**Exercise:** Copy out all the lines in the records that include the word "Since".

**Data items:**

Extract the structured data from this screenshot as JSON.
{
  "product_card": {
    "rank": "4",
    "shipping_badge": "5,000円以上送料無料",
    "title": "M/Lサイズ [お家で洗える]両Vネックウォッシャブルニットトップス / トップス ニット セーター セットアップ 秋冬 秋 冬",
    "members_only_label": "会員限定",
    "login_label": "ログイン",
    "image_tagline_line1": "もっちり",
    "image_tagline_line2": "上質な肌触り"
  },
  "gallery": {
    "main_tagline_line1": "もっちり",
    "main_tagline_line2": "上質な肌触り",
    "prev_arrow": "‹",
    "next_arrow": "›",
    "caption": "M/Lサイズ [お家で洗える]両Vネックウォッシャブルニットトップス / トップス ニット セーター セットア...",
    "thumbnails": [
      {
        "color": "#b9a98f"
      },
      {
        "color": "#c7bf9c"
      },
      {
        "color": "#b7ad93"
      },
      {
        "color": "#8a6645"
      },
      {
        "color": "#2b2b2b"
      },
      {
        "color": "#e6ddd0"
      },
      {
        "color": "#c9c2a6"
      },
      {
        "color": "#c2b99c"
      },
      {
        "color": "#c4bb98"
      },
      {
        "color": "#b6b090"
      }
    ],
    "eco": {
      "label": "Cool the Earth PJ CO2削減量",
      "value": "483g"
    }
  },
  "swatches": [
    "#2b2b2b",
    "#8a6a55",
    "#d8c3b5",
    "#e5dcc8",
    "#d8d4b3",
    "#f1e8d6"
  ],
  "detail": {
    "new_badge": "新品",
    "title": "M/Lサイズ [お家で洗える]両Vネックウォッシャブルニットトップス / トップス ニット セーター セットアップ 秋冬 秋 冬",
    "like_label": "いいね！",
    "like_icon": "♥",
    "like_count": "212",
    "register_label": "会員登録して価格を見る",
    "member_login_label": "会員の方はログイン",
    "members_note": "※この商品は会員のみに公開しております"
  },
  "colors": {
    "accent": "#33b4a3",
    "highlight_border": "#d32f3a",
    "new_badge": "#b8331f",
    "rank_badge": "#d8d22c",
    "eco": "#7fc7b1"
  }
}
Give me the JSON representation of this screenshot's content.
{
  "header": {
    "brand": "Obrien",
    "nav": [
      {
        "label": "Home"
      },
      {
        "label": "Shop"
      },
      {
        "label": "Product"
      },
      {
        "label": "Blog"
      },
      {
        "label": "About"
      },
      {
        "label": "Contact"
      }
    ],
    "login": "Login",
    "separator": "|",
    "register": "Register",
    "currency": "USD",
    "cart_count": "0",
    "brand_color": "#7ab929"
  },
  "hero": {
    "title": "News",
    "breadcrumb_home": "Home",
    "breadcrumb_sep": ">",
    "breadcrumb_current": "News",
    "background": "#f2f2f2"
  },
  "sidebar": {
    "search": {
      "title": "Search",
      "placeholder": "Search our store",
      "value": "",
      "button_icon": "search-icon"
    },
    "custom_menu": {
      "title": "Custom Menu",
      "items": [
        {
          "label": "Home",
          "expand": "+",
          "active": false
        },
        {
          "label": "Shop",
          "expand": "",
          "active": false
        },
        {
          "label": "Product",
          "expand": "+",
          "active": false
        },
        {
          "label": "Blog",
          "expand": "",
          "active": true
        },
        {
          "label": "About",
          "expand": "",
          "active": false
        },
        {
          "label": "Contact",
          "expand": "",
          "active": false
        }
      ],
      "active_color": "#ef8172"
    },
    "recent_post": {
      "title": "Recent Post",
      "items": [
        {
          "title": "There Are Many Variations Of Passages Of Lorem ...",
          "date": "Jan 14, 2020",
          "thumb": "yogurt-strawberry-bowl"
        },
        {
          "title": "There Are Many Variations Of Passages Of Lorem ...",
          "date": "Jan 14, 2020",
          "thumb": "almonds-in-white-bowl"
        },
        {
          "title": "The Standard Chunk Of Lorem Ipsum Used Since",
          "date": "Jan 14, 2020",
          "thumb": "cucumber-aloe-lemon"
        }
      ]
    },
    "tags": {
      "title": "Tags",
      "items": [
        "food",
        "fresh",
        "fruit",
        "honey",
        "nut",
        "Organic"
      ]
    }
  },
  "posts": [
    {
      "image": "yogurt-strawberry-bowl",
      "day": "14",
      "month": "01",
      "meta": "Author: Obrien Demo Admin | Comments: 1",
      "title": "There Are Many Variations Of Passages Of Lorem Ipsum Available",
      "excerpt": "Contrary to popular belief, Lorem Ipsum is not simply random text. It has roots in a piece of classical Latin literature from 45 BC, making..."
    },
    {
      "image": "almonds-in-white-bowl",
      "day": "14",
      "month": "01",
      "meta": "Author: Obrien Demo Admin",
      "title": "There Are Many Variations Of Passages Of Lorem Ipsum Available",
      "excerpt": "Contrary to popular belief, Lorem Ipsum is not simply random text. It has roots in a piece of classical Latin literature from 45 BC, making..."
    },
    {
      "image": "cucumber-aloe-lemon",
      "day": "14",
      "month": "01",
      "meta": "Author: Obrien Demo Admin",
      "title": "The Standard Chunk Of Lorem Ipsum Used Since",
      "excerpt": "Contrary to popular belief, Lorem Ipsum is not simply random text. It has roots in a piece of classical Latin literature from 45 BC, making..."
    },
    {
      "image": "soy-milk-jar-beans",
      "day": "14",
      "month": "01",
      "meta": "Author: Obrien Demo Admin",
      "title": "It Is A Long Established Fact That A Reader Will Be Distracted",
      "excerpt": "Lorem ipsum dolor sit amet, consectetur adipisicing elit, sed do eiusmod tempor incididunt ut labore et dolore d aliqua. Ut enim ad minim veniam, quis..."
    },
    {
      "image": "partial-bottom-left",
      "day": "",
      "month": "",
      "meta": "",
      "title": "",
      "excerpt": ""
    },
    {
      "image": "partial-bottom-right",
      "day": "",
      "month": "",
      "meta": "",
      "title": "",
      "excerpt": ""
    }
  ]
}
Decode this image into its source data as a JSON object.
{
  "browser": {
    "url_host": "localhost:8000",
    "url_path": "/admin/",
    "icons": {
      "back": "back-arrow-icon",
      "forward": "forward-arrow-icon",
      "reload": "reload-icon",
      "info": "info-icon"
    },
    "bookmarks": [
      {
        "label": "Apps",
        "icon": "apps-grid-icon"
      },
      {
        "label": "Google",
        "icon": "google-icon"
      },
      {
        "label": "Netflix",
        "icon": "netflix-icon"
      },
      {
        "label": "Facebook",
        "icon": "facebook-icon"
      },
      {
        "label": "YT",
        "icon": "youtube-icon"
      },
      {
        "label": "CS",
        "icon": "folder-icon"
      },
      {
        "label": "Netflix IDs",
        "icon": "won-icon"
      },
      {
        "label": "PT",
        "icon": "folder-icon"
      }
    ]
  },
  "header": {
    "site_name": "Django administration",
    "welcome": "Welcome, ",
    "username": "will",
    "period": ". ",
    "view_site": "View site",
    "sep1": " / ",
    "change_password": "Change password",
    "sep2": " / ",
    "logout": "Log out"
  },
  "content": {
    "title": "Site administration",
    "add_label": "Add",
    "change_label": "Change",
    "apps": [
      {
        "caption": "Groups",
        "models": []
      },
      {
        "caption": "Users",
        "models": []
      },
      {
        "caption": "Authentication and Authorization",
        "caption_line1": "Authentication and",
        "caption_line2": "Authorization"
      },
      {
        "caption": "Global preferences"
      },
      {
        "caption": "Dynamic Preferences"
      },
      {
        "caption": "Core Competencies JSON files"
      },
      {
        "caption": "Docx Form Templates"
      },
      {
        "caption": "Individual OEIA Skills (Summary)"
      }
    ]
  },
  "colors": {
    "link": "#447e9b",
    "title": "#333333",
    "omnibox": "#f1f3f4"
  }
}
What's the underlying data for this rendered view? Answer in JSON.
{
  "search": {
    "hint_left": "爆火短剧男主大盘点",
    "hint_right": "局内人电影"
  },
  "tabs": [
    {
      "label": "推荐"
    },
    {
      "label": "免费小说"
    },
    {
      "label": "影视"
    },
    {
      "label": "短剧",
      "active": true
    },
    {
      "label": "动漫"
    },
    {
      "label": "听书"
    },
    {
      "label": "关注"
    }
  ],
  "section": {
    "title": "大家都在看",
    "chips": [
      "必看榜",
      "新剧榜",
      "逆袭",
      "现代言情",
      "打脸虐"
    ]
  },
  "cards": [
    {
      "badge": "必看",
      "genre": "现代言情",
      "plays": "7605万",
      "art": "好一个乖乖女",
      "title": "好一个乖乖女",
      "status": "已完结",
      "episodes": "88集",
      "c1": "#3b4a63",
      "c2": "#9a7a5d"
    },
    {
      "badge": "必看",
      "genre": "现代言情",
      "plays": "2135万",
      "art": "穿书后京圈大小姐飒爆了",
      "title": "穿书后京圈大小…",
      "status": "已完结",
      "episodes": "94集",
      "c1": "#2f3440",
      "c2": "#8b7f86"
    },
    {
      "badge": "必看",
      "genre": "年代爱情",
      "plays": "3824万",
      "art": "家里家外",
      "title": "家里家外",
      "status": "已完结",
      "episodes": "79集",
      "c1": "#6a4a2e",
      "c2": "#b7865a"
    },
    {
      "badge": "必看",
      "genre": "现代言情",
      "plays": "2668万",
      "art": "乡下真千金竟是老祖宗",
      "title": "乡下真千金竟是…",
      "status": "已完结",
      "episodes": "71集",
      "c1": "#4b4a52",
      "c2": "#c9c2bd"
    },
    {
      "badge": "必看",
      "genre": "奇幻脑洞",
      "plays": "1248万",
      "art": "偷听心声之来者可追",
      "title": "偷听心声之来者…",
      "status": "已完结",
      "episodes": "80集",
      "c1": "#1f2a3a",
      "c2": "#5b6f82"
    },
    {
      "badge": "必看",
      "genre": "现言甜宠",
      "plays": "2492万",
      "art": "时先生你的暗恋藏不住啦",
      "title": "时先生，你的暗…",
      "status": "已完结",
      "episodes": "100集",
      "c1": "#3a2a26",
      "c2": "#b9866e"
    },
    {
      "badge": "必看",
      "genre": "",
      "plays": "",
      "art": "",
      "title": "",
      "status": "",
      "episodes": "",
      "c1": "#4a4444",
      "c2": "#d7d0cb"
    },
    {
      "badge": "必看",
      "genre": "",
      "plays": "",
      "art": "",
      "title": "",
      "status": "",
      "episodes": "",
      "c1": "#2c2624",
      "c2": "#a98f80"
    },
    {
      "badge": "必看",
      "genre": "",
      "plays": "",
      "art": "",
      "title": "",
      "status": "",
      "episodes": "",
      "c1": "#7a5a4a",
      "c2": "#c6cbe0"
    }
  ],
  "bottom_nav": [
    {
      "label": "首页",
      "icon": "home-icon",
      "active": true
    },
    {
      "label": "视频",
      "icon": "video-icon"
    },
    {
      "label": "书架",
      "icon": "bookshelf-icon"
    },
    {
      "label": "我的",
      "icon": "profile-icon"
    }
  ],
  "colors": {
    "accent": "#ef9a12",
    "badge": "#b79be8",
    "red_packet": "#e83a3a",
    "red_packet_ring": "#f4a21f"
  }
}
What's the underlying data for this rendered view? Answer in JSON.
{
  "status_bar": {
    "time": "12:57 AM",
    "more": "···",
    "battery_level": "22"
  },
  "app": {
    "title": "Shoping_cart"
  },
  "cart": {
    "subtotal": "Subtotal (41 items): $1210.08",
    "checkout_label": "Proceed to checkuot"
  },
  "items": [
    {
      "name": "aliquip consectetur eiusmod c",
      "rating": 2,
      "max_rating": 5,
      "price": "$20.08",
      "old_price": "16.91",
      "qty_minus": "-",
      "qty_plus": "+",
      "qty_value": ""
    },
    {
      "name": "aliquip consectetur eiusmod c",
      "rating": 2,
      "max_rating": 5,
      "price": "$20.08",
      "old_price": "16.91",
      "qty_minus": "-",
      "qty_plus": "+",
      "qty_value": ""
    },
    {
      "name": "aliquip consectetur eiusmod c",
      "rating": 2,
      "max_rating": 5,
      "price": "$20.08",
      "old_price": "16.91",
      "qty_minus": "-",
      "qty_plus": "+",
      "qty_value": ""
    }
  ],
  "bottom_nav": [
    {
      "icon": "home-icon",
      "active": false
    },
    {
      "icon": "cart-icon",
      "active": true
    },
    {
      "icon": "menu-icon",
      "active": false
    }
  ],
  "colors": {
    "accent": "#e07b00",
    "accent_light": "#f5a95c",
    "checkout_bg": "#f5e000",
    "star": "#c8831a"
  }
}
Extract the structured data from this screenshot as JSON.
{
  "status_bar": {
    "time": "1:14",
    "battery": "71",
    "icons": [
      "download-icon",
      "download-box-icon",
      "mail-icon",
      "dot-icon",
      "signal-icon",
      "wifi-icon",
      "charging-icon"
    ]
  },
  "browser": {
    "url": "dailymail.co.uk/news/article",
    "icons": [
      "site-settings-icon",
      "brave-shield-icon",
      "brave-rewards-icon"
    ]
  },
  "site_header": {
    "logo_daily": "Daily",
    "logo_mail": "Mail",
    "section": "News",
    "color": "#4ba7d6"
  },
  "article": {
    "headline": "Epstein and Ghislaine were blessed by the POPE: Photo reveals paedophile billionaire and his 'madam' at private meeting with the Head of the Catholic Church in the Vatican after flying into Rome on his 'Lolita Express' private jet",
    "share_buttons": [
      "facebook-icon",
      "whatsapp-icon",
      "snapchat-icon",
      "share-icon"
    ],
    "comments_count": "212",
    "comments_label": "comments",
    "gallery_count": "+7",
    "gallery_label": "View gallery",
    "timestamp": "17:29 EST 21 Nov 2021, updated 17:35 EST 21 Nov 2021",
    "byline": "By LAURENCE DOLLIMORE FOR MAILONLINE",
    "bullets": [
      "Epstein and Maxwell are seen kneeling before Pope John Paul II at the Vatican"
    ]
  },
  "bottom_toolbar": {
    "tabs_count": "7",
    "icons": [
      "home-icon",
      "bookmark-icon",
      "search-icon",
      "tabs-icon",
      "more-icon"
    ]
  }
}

**Result below:**
          "title": "The Standard Chunk Of Lorem Ipsum Used Since",
      "title": "The Standard Chunk Of Lorem Ipsum Used Since",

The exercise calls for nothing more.